**The problem**
Do not carry the pictures over; copy every other part of the entries exactly.

Saved entries
==================================================

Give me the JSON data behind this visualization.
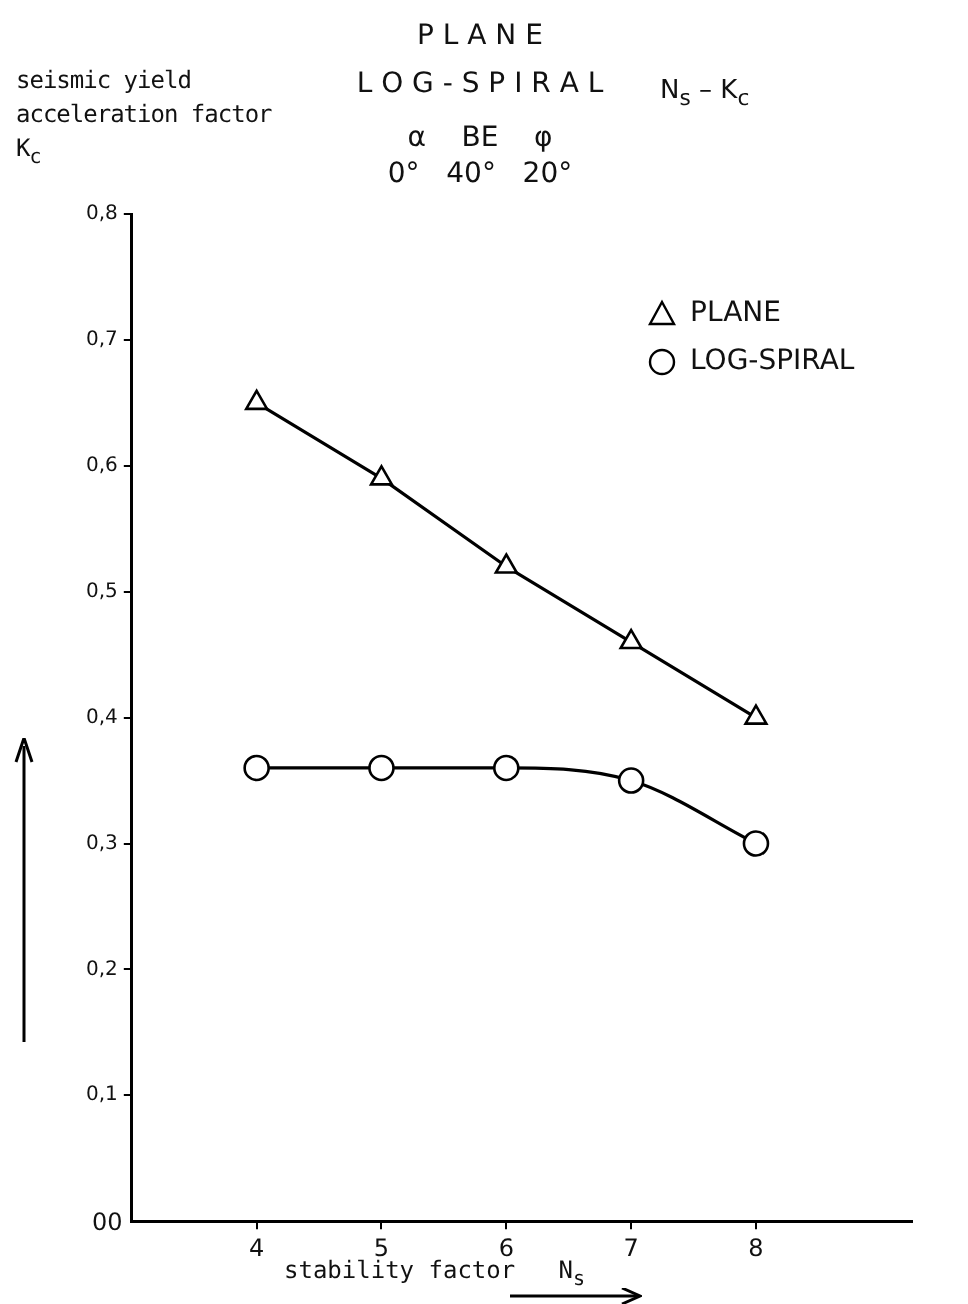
{
  "chart_data": {
    "type": "line",
    "title": "P L A N E\nL O G - S P I R A L",
    "subtitle": "α    BE    φ\n0°   40°   20°",
    "ylabel": "seismic yield\nacceleration factor\nK$_{c}$",
    "xlabel": "stability factor   N$_{s}$",
    "annotations": [
      "N$_{s}$ – K$_{c}$",
      "00"
    ],
    "x": [
      4,
      5,
      6,
      7,
      8
    ],
    "series": [
      {
        "name": "PLANE",
        "color": "#000000",
        "values": [
          0.65,
          0.59,
          0.52,
          0.46,
          0.4
        ],
        "marker": "triangle"
      },
      {
        "name": "LOG-SPIRAL",
        "color": "#000000",
        "values": [
          0.36,
          0.36,
          0.36,
          0.35,
          0.3
        ],
        "marker": "circle"
      }
    ],
    "xlim": [
      3,
      9.25
    ],
    "xticks": [
      4,
      5,
      6,
      7,
      8
    ],
    "ylim": [
      0,
      0.8
    ],
    "yticks": [
      {
        "value": 0.1,
        "label": "0,1"
      },
      {
        "value": 0.2,
        "label": "0,2"
      },
      {
        "value": 0.3,
        "label": "0,3"
      },
      {
        "value": 0.4,
        "label": "0,4"
      },
      {
        "value": 0.5,
        "label": "0,5"
      },
      {
        "value": 0.6,
        "label": "0,6"
      },
      {
        "value": 0.7,
        "label": "0,7"
      },
      {
        "value": 0.8,
        "label": "0,8"
      }
    ],
    "grid": false,
    "legend": "top right",
    "line_style": "solid"
  }
}
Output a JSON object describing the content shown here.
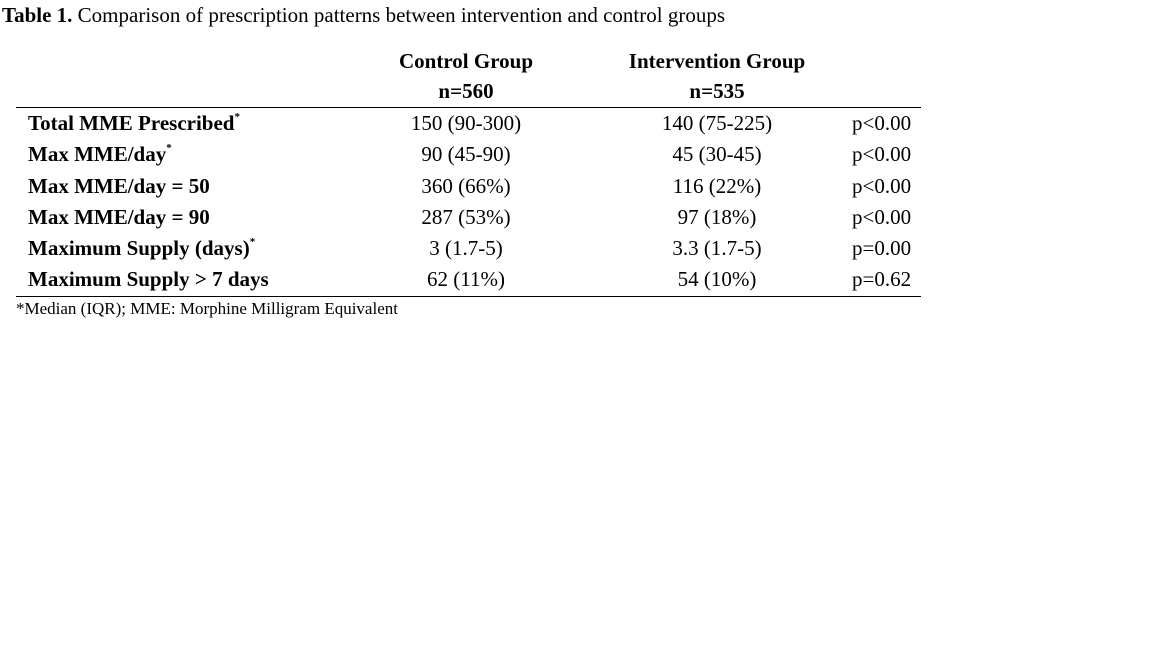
{
  "caption": {
    "label": "Table 1.",
    "text": "Comparison of prescription patterns between intervention and control groups"
  },
  "table": {
    "headers": {
      "control": {
        "name": "Control Group",
        "n": "n=560"
      },
      "intervention": {
        "name": "Intervention Group",
        "n": "n=535"
      }
    },
    "rows": [
      {
        "label": "Total MME Prescribed",
        "marker": "*",
        "control": "150 (90-300)",
        "intervention": "140 (75-225)",
        "p": "p<0.00"
      },
      {
        "label": "Max MME/day",
        "marker": "*",
        "control": "90 (45-90)",
        "intervention": "45 (30-45)",
        "p": "p<0.00"
      },
      {
        "label": "Max MME/day = 50",
        "marker": "",
        "control": "360 (66%)",
        "intervention": "116 (22%)",
        "p": "p<0.00"
      },
      {
        "label": "Max MME/day = 90",
        "marker": "",
        "control": "287 (53%)",
        "intervention": "97 (18%)",
        "p": "p<0.00"
      },
      {
        "label": "Maximum Supply (days)",
        "marker": "*",
        "control": "3 (1.7-5)",
        "intervention": "3.3 (1.7-5)",
        "p": "p=0.00"
      },
      {
        "label": "Maximum Supply > 7 days",
        "marker": "",
        "control": "62 (11%)",
        "intervention": "54 (10%)",
        "p": "p=0.62"
      }
    ]
  },
  "footnote": "*Median (IQR); MME: Morphine Milligram Equivalent"
}
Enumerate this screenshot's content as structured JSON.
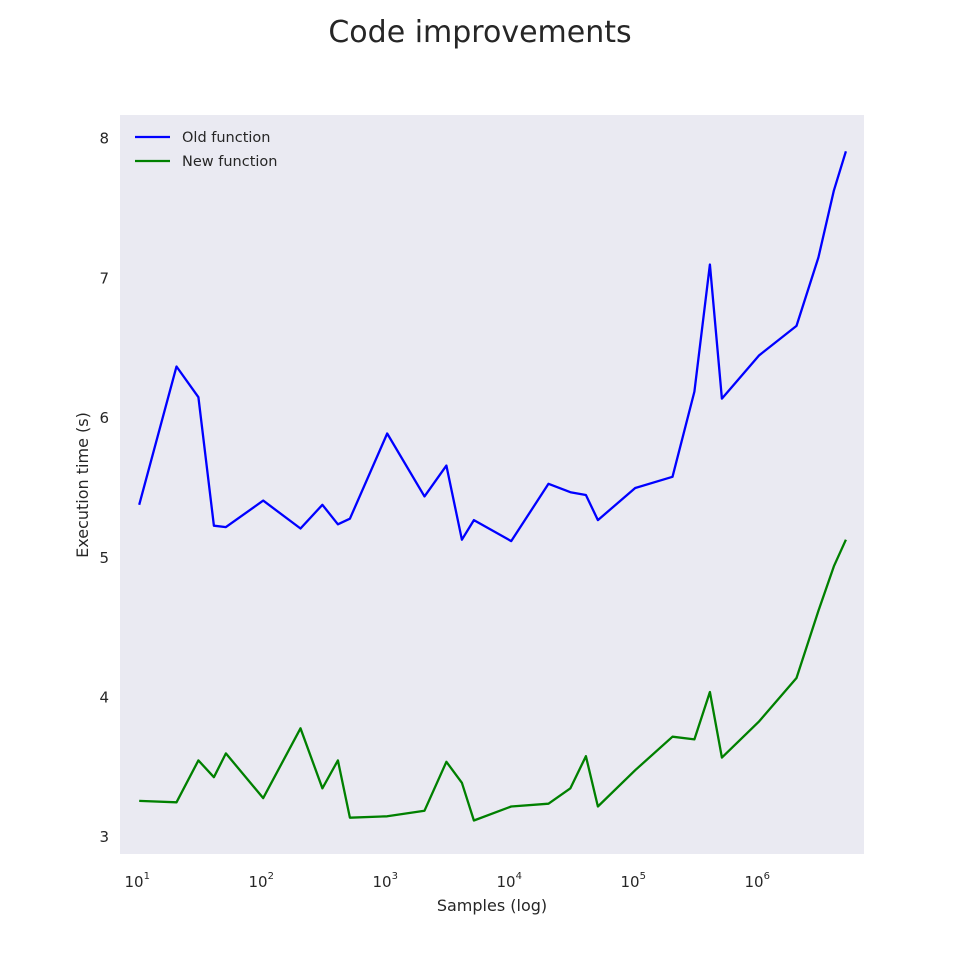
{
  "chart_data": {
    "type": "line",
    "title": "Code improvements",
    "xlabel": "Samples (log)",
    "ylabel": "Execution time (s)",
    "xscale": "log",
    "xlim": [
      7,
      7000000
    ],
    "ylim": [
      2.88,
      8.17
    ],
    "grid": false,
    "legend_placement": "top-left",
    "x": [
      10,
      20,
      30,
      40,
      50,
      100,
      200,
      300,
      400,
      500,
      1000,
      2000,
      3000,
      4000,
      5000,
      10000,
      20000,
      30000,
      40000,
      50000,
      100000,
      200000,
      300000,
      400000,
      500000,
      1000000,
      2000000,
      3000000,
      4000000,
      5000000
    ],
    "x_ticks": [
      {
        "value": 10,
        "base": "10",
        "exp": "1"
      },
      {
        "value": 100,
        "base": "10",
        "exp": "2"
      },
      {
        "value": 1000,
        "base": "10",
        "exp": "3"
      },
      {
        "value": 10000,
        "base": "10",
        "exp": "4"
      },
      {
        "value": 100000,
        "base": "10",
        "exp": "5"
      },
      {
        "value": 1000000,
        "base": "10",
        "exp": "6"
      }
    ],
    "y_ticks": [
      {
        "value": 3,
        "label": "3"
      },
      {
        "value": 4,
        "label": "4"
      },
      {
        "value": 5,
        "label": "5"
      },
      {
        "value": 6,
        "label": "6"
      },
      {
        "value": 7,
        "label": "7"
      },
      {
        "value": 8,
        "label": "8"
      }
    ],
    "series": [
      {
        "name": "Old function",
        "color": "#0000ff",
        "values": [
          5.38,
          6.37,
          6.15,
          5.23,
          5.22,
          5.41,
          5.21,
          5.38,
          5.24,
          5.28,
          5.89,
          5.44,
          5.66,
          5.13,
          5.27,
          5.12,
          5.53,
          5.47,
          5.45,
          5.27,
          5.5,
          5.58,
          6.19,
          7.1,
          6.14,
          6.45,
          6.66,
          7.15,
          7.63,
          7.91
        ]
      },
      {
        "name": "New function",
        "color": "#008000",
        "values": [
          3.26,
          3.25,
          3.55,
          3.43,
          3.6,
          3.28,
          3.78,
          3.35,
          3.55,
          3.14,
          3.15,
          3.19,
          3.54,
          3.39,
          3.12,
          3.22,
          3.24,
          3.35,
          3.58,
          3.22,
          3.48,
          3.72,
          3.7,
          4.04,
          3.57,
          3.83,
          4.14,
          4.62,
          4.94,
          5.13
        ]
      }
    ]
  }
}
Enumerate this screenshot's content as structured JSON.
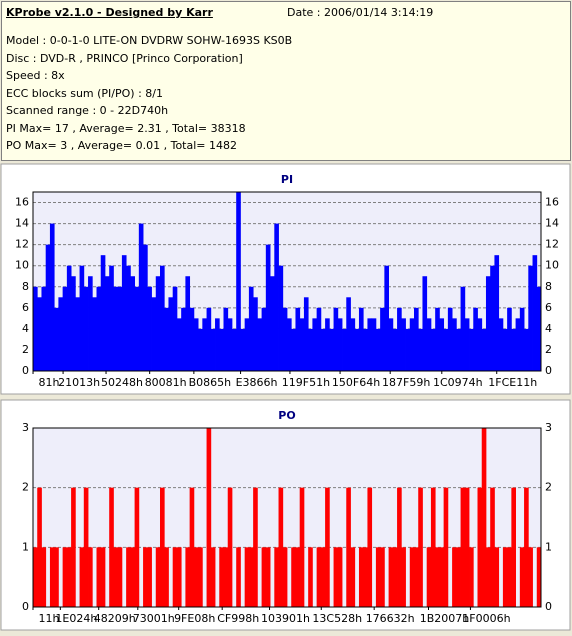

==================================================

**Answer to this task**
Give me the JSON data behind this visualization.
{
  "chart_data": {
    "type": "line",
    "title": "P L A N E\nL O G - S P I R A L",
    "subtitle": "α    BE    φ\n0°   40°   20°",
    "ylabel": "seismic yield\nacceleration factor\nK$_{c}$",
    "xlabel": "stability factor   N$_{s}$",
    "annotations": [
      "N$_{s}$ – K$_{c}$",
      "00"
    ],
    "x": [
      4,
      5,
      6,
      7,
      8
    ],
    "series": [
      {
        "name": "PLANE",
        "color": "#000000",
        "values": [
          0.65,
          0.59,
          0.52,
          0.46,
          0.4
        ],
        "marker": "triangle"
      },
      {
        "name": "LOG-SPIRAL",
        "color": "#000000",
        "values": [
          0.36,
          0.36,
          0.36,
          0.35,
          0.3
        ],
        "marker": "circle"
      }
    ],
    "xlim": [
      3,
      9.25
    ],
    "xticks": [
      4,
      5,
      6,
      7,
      8
    ],
    "ylim": [
      0,
      0.8
    ],
    "yticks": [
      {
        "value": 0.1,
        "label": "0,1"
      },
      {
        "value": 0.2,
        "label": "0,2"
      },
      {
        "value": 0.3,
        "label": "0,3"
      },
      {
        "value": 0.4,
        "label": "0,4"
      },
      {
        "value": 0.5,
        "label": "0,5"
      },
      {
        "value": 0.6,
        "label": "0,6"
      },
      {
        "value": 0.7,
        "label": "0,7"
      },
      {
        "value": 0.8,
        "label": "0,8"
      }
    ],
    "grid": false,
    "legend": "top right",
    "line_style": "solid"
  }
}
Output a JSON object describing the content shown here.
{
  "caption": {
    "label": "Table 1.",
    "text": "Comparison of prescription patterns between intervention and control groups"
  },
  "table": {
    "headers": {
      "control": {
        "name": "Control Group",
        "n": "n=560"
      },
      "intervention": {
        "name": "Intervention Group",
        "n": "n=535"
      }
    },
    "rows": [
      {
        "label": "Total MME Prescribed",
        "marker": "*",
        "control": "150 (90-300)",
        "intervention": "140 (75-225)",
        "p": "p<0.00"
      },
      {
        "label": "Max MME/day",
        "marker": "*",
        "control": "90 (45-90)",
        "intervention": "45 (30-45)",
        "p": "p<0.00"
      },
      {
        "label": "Max MME/day = 50",
        "marker": "",
        "control": "360 (66%)",
        "intervention": "116 (22%)",
        "p": "p<0.00"
      },
      {
        "label": "Max MME/day = 90",
        "marker": "",
        "control": "287 (53%)",
        "intervention": "97 (18%)",
        "p": "p<0.00"
      },
      {
        "label": "Maximum Supply (days)",
        "marker": "*",
        "control": "3 (1.7-5)",
        "intervention": "3.3 (1.7-5)",
        "p": "p=0.00"
      },
      {
        "label": "Maximum Supply > 7 days",
        "marker": "",
        "control": "62 (11%)",
        "intervention": "54 (10%)",
        "p": "p=0.62"
      }
    ]
  },
  "footnote": "*Median (IQR); MME: Morphine Milligram Equivalent"
}
Enumerate this screenshot's content as structured JSON.
{
  "chart_data": {
    "type": "line",
    "title": "Code improvements",
    "xlabel": "Samples (log)",
    "ylabel": "Execution time (s)",
    "xscale": "log",
    "xlim": [
      7,
      7000000
    ],
    "ylim": [
      2.88,
      8.17
    ],
    "grid": false,
    "legend_placement": "top-left",
    "x": [
      10,
      20,
      30,
      40,
      50,
      100,
      200,
      300,
      400,
      500,
      1000,
      2000,
      3000,
      4000,
      5000,
      10000,
      20000,
      30000,
      40000,
      50000,
      100000,
      200000,
      300000,
      400000,
      500000,
      1000000,
      2000000,
      3000000,
      4000000,
      5000000
    ],
    "x_ticks": [
      {
        "value": 10,
        "base": "10",
        "exp": "1"
      },
      {
        "value": 100,
        "base": "10",
        "exp": "2"
      },
      {
        "value": 1000,
        "base": "10",
        "exp": "3"
      },
      {
        "value": 10000,
        "base": "10",
        "exp": "4"
      },
      {
        "value": 100000,
        "base": "10",
        "exp": "5"
      },
      {
        "value": 1000000,
        "base": "10",
        "exp": "6"
      }
    ],
    "y_ticks": [
      {
        "value": 3,
        "label": "3"
      },
      {
        "value": 4,
        "label": "4"
      },
      {
        "value": 5,
        "label": "5"
      },
      {
        "value": 6,
        "label": "6"
      },
      {
        "value": 7,
        "label": "7"
      },
      {
        "value": 8,
        "label": "8"
      }
    ],
    "series": [
      {
        "name": "Old function",
        "color": "#0000ff",
        "values": [
          5.38,
          6.37,
          6.15,
          5.23,
          5.22,
          5.41,
          5.21,
          5.38,
          5.24,
          5.28,
          5.89,
          5.44,
          5.66,
          5.13,
          5.27,
          5.12,
          5.53,
          5.47,
          5.45,
          5.27,
          5.5,
          5.58,
          6.19,
          7.1,
          6.14,
          6.45,
          6.66,
          7.15,
          7.63,
          7.91
        ]
      },
      {
        "name": "New function",
        "color": "#008000",
        "values": [
          3.26,
          3.25,
          3.55,
          3.43,
          3.6,
          3.28,
          3.78,
          3.35,
          3.55,
          3.14,
          3.15,
          3.19,
          3.54,
          3.39,
          3.12,
          3.22,
          3.24,
          3.35,
          3.58,
          3.22,
          3.48,
          3.72,
          3.7,
          4.04,
          3.57,
          3.83,
          4.14,
          4.62,
          4.94,
          5.13
        ]
      }
    ]
  }
}
Enumerate this screenshot's content as structured JSON.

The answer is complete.